Reproduce the material in full, unchanged.

-- BEGIN INPUT MATERIAL --

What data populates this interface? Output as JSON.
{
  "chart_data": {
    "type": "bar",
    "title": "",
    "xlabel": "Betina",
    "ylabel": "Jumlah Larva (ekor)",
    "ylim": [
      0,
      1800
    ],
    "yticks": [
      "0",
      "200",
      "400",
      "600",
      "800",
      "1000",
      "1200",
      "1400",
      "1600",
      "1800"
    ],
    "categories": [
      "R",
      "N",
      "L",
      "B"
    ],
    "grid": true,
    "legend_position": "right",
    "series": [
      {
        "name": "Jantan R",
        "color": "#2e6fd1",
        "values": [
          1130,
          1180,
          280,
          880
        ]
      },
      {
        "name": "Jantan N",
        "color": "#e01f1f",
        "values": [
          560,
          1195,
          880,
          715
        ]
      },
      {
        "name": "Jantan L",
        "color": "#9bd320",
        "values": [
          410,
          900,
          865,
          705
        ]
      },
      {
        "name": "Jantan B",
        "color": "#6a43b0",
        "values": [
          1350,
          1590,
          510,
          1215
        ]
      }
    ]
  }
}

-- END INPUT MATERIAL --

### [WRITTEN ANSWER]
What data populates this interface? Output as JSON.
{
  "chart_data": {
    "type": "bar",
    "title": "",
    "xlabel": "Betina",
    "ylabel": "Jumlah Larva (ekor)",
    "ylim": [
      0,
      1800
    ],
    "yticks": [
      "0",
      "200",
      "400",
      "600",
      "800",
      "1000",
      "1200",
      "1400",
      "1600",
      "1800"
    ],
    "categories": [
      "R",
      "N",
      "L",
      "B"
    ],
    "grid": true,
    "legend_position": "right",
    "series": [
      {
        "name": "Jantan R",
        "color": "#2e6fd1",
        "values": [
          1130,
          1180,
          280,
          880
        ]
      },
      {
        "name": "Jantan N",
        "color": "#e01f1f",
        "values": [
          560,
          1195,
          880,
          715
        ]
      },
      {
        "name": "Jantan L",
        "color": "#9bd320",
        "values": [
          410,
          900,
          865,
          705
        ]
      },
      {
        "name": "Jantan B",
        "color": "#6a43b0",
        "values": [
          1350,
          1590,
          510,
          1215
        ]
      }
    ]
  }
}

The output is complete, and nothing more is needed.